Extracted records.

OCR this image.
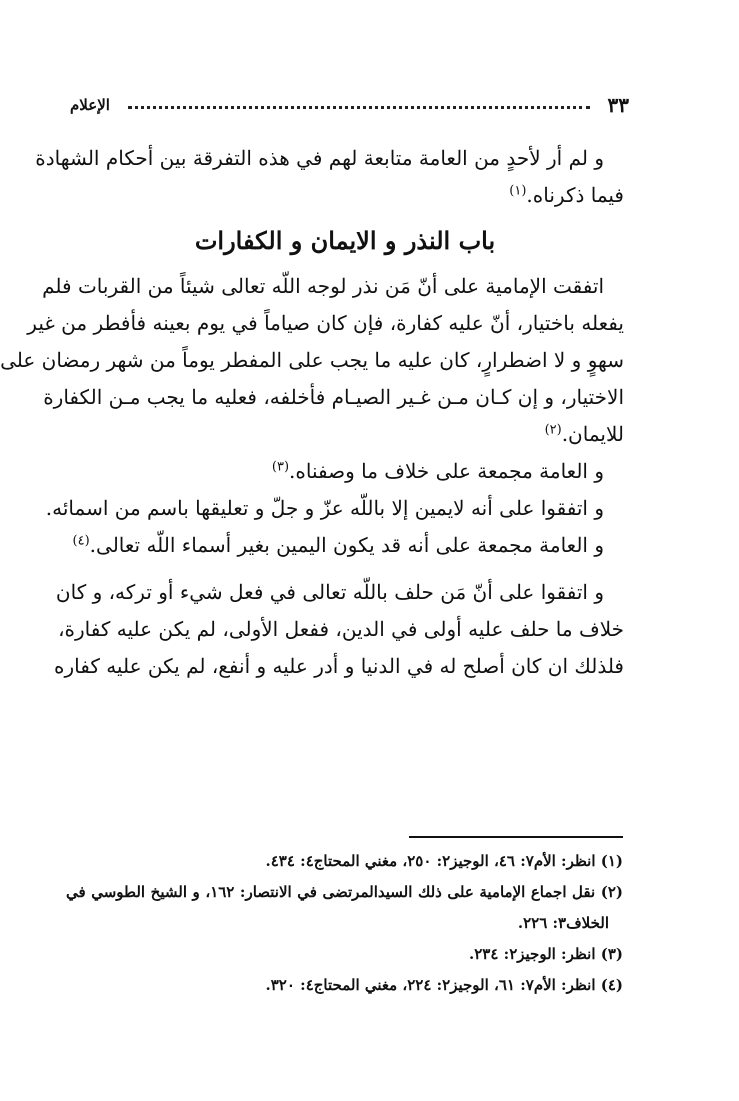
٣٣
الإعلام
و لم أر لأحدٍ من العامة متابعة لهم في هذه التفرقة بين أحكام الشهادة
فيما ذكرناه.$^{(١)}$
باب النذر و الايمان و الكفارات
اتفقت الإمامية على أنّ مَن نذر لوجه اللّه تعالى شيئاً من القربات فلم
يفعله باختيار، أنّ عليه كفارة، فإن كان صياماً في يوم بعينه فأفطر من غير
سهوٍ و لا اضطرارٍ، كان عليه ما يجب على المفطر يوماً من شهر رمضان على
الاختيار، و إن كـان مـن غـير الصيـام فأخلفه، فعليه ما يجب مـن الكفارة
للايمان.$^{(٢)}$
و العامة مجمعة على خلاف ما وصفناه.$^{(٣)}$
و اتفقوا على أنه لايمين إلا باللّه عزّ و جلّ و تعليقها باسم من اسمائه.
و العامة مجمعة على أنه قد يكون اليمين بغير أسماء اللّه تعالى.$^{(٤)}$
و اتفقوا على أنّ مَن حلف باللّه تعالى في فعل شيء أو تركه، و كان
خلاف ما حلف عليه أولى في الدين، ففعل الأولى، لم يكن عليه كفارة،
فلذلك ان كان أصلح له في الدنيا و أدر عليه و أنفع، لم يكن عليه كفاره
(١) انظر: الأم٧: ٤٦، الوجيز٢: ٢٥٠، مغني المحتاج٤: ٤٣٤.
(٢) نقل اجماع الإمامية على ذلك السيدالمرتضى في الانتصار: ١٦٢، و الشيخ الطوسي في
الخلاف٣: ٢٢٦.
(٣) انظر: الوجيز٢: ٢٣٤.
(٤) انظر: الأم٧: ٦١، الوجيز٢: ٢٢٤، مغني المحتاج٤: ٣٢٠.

--

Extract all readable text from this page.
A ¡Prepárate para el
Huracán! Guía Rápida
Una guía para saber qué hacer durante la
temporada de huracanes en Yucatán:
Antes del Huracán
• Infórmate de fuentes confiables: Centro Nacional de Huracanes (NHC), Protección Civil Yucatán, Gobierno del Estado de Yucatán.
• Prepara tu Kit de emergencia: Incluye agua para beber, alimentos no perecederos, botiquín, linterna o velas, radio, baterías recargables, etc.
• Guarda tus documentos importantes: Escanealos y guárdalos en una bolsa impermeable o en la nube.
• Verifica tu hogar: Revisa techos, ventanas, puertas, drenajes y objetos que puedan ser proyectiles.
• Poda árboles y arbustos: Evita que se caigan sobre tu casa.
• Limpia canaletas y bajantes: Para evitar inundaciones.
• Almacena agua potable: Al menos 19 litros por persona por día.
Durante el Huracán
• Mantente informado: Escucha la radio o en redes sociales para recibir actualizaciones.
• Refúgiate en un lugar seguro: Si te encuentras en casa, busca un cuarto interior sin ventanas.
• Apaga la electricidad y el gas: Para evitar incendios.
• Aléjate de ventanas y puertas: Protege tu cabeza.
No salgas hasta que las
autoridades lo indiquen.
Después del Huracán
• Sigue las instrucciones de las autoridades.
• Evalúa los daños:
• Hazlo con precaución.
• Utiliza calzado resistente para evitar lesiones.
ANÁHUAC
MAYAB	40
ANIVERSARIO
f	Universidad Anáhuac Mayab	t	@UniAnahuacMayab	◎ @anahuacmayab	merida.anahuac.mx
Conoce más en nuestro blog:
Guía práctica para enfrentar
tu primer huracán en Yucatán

Written exercise. Return, from the data, each line that has the word "radio" in it.

In response.
• Prepara tu Kit de emergencia: Incluye agua para beber, alimentos no perecederos, botiquín, linterna o velas, radio, baterías recargables, etc.
• Mantente informado: Escucha la radio o en redes sociales para recibir actualizaciones.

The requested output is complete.